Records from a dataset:
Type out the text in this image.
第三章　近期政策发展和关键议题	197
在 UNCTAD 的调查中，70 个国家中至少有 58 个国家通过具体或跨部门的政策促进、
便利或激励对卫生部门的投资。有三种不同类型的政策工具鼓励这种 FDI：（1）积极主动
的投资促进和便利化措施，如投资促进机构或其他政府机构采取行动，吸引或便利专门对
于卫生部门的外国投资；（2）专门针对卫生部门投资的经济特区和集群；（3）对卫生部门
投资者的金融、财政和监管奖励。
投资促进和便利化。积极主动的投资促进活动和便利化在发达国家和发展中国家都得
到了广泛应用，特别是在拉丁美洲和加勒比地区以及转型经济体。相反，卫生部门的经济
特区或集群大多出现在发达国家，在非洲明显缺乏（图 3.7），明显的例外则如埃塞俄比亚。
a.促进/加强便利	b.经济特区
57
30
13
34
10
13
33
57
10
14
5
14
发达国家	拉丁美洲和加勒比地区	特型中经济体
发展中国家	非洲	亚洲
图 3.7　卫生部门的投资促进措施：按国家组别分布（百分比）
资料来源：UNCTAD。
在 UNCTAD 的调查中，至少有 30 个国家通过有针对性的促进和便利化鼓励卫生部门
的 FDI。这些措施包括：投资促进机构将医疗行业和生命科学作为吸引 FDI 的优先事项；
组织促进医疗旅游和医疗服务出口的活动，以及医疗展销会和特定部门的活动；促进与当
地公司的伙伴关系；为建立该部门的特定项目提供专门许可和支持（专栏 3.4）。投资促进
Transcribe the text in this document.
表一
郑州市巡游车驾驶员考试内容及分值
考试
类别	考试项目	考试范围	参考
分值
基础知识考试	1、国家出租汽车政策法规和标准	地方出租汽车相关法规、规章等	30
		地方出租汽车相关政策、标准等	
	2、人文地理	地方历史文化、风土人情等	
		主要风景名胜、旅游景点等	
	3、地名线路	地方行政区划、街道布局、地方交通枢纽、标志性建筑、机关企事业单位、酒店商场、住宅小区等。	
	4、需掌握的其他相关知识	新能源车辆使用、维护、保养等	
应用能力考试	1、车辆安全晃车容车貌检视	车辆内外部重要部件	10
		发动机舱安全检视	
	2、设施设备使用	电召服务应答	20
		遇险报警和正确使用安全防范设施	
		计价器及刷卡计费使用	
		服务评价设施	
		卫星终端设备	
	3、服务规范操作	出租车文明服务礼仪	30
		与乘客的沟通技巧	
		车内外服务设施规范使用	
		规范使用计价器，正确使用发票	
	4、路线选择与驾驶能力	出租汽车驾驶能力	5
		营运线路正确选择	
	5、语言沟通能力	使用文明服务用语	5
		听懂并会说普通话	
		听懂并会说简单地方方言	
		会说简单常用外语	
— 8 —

## TASK GOAL:
Type out the full listing again, exactly as given.

## ANSWER:
Type out the text in this image.
第三章　近期政策发展和关键议题	197
在 UNCTAD 的调查中，70 个国家中至少有 58 个国家通过具体或跨部门的政策促进、
便利或激励对卫生部门的投资。有三种不同类型的政策工具鼓励这种 FDI：（1）积极主动
的投资促进和便利化措施，如投资促进机构或其他政府机构采取行动，吸引或便利专门对
于卫生部门的外国投资；（2）专门针对卫生部门投资的经济特区和集群；（3）对卫生部门
投资者的金融、财政和监管奖励。
投资促进和便利化。积极主动的投资促进活动和便利化在发达国家和发展中国家都得
到了广泛应用，特别是在拉丁美洲和加勒比地区以及转型经济体。相反，卫生部门的经济
特区或集群大多出现在发达国家，在非洲明显缺乏（图 3.7），明显的例外则如埃塞俄比亚。
a.促进/加强便利	b.经济特区
57
30
13
34
10
13
33
57
10
14
5
14
发达国家	拉丁美洲和加勒比地区	特型中经济体
发展中国家	非洲	亚洲
图 3.7　卫生部门的投资促进措施：按国家组别分布（百分比）
资料来源：UNCTAD。
在 UNCTAD 的调查中，至少有 30 个国家通过有针对性的促进和便利化鼓励卫生部门
的 FDI。这些措施包括：投资促进机构将医疗行业和生命科学作为吸引 FDI 的优先事项；
组织促进医疗旅游和医疗服务出口的活动，以及医疗展销会和特定部门的活动；促进与当
地公司的伙伴关系；为建立该部门的特定项目提供专门许可和支持（专栏 3.4）。投资促进
Transcribe the text in this document.
表一
郑州市巡游车驾驶员考试内容及分值
考试
类别	考试项目	考试范围	参考
分值
基础知识考试	1、国家出租汽车政策法规和标准	地方出租汽车相关法规、规章等	30
		地方出租汽车相关政策、标准等	
	2、人文地理	地方历史文化、风土人情等	
		主要风景名胜、旅游景点等	
	3、地名线路	地方行政区划、街道布局、地方交通枢纽、标志性建筑、机关企事业单位、酒店商场、住宅小区等。	
	4、需掌握的其他相关知识	新能源车辆使用、维护、保养等	
应用能力考试	1、车辆安全晃车容车貌检视	车辆内外部重要部件	10
		发动机舱安全检视	
	2、设施设备使用	电召服务应答	20
		遇险报警和正确使用安全防范设施	
		计价器及刷卡计费使用	
		服务评价设施	
		卫星终端设备	
	3、服务规范操作	出租车文明服务礼仪	30
		与乘客的沟通技巧	
		车内外服务设施规范使用	
		规范使用计价器，正确使用发票	
	4、路线选择与驾驶能力	出租汽车驾驶能力	5
		营运线路正确选择	
	5、语言沟通能力	使用文明服务用语	5
		听懂并会说普通话	
		听懂并会说简单地方方言	
		会说简单常用外语	
— 8 —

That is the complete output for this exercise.